**WHAT IS EXPECTED**
Pull out every line containing the string "this".

**EXTRACTED MATERIAL**
##########

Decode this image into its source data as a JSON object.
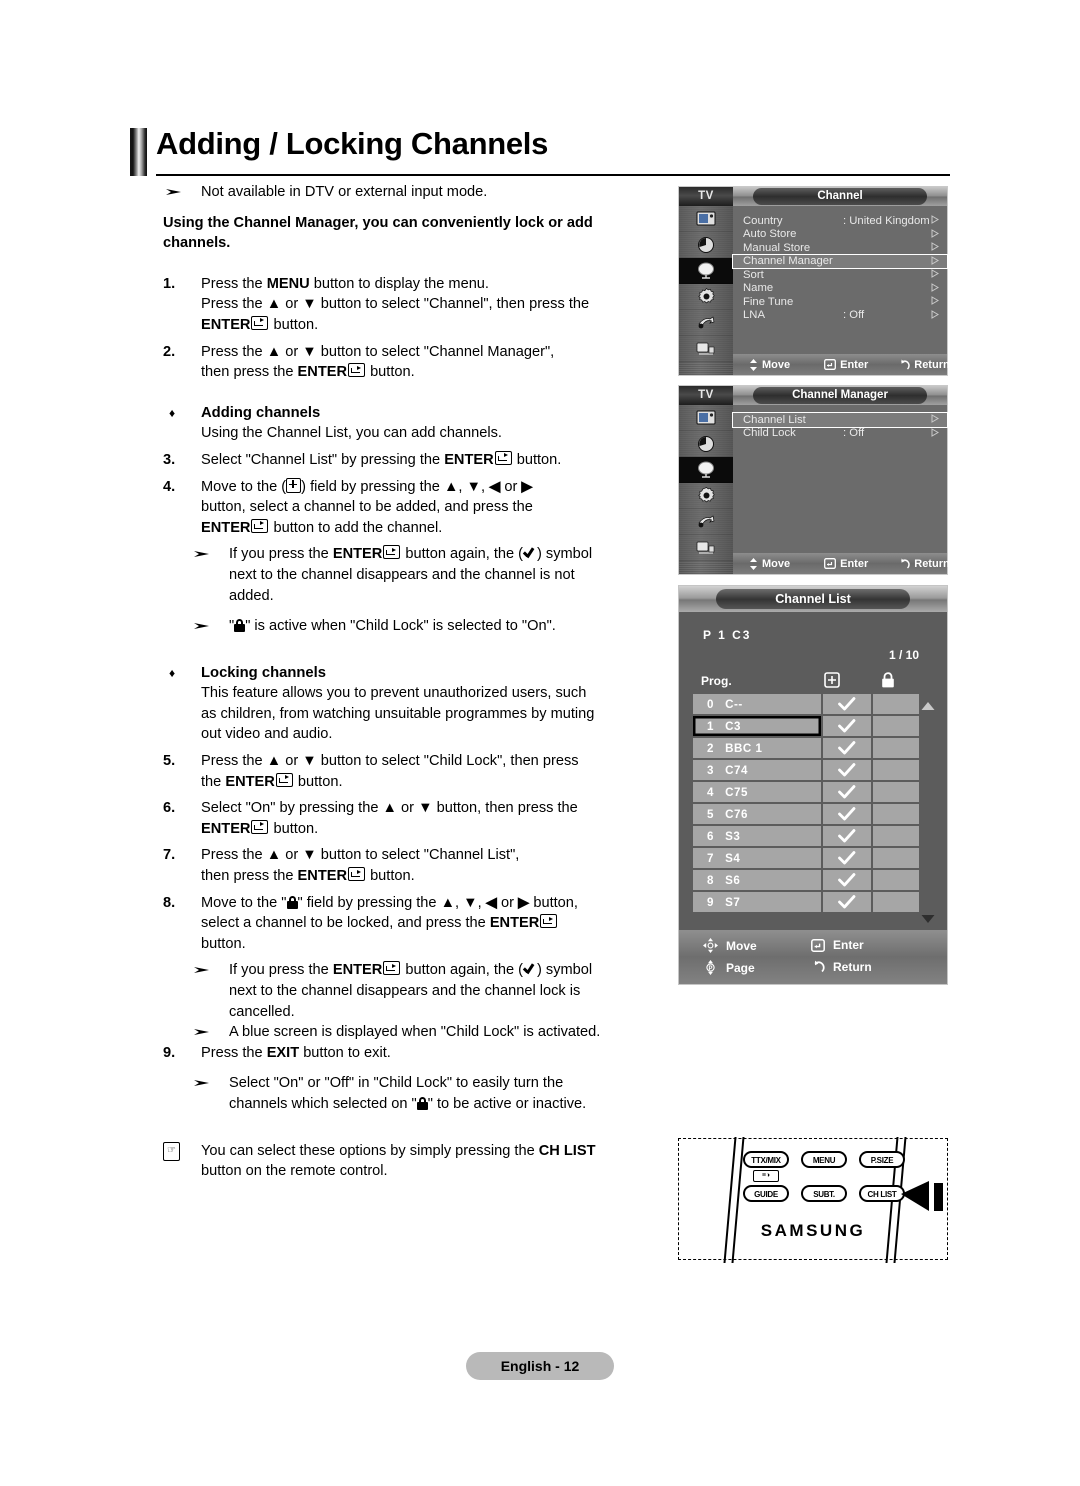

##########

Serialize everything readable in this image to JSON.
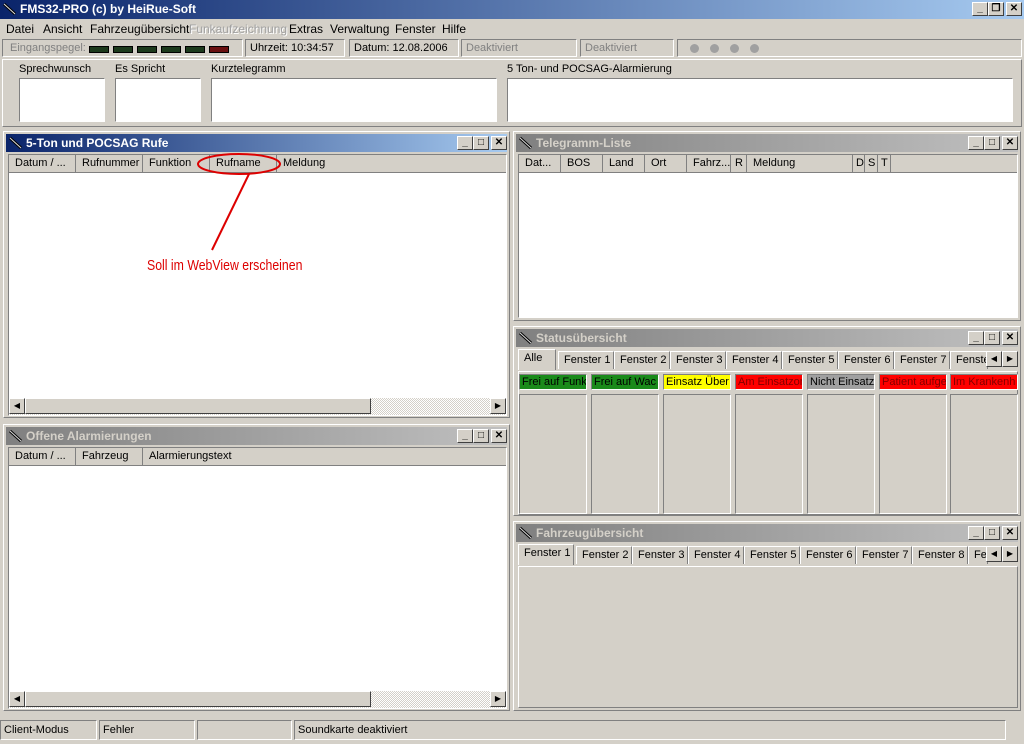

##########

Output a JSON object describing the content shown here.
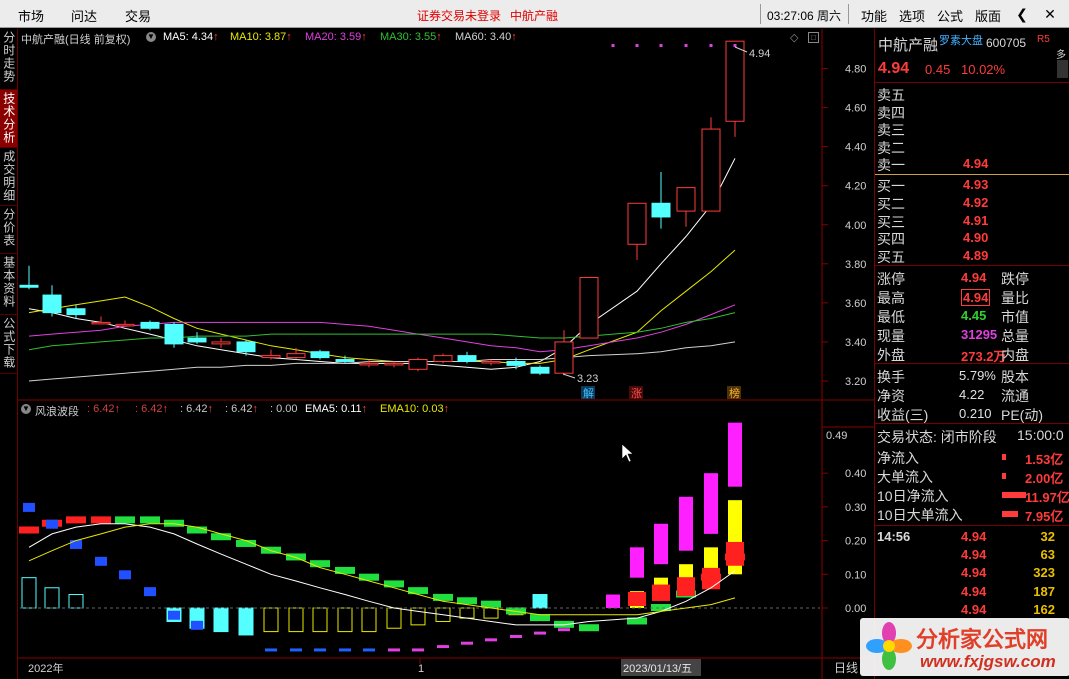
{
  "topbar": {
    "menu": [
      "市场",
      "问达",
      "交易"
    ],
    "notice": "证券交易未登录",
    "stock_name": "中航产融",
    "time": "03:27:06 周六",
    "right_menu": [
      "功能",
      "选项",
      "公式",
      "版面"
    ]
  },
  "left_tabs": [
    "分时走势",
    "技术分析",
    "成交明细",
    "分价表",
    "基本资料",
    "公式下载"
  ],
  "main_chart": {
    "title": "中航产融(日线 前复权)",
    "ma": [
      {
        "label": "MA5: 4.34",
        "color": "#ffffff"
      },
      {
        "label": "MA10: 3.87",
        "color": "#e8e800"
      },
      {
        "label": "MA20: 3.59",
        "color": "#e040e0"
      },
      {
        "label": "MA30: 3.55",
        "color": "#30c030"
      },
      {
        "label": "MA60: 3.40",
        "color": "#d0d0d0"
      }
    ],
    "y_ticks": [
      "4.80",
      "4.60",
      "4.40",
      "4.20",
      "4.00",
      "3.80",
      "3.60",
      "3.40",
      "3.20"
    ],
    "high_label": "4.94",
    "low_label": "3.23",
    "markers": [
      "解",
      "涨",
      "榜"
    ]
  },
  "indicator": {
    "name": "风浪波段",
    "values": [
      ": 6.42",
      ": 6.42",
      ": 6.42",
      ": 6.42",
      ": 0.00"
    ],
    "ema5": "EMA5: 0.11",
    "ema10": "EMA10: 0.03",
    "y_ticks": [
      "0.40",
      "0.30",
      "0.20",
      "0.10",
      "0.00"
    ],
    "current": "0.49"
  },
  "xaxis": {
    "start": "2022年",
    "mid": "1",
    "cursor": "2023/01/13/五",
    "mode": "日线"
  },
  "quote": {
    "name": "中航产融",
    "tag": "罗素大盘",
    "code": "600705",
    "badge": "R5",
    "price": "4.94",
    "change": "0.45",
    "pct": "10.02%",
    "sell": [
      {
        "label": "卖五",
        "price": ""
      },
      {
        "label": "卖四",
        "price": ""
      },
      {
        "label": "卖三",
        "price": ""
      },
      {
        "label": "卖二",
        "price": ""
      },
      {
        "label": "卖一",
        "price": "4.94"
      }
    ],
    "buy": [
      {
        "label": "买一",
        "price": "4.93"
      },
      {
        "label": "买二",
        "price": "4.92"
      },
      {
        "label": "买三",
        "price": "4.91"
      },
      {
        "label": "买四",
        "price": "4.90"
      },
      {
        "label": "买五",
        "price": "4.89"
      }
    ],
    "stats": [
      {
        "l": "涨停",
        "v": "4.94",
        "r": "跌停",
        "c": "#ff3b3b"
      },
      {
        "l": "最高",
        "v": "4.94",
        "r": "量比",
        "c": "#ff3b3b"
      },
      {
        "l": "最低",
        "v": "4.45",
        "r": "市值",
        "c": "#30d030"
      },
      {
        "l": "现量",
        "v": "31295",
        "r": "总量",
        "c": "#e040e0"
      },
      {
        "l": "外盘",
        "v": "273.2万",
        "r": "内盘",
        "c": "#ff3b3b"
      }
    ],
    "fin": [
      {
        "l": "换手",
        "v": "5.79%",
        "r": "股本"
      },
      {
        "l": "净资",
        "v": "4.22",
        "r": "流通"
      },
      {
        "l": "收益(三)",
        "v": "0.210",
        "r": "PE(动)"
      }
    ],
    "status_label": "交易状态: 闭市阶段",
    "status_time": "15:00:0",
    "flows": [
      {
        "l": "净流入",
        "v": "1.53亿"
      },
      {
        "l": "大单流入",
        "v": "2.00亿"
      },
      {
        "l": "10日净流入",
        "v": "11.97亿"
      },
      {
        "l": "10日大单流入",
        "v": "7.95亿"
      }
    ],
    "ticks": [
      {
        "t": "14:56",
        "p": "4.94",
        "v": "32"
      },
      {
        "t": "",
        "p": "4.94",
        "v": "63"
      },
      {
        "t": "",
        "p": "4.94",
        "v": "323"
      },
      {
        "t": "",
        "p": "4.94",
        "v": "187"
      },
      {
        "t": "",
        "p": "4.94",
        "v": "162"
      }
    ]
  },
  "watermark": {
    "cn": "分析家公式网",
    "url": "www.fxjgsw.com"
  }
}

##########

**THE COMPLETED TASK**
Decode this image into its source data as a JSON object.
Serialize everything readable in this image to JSON.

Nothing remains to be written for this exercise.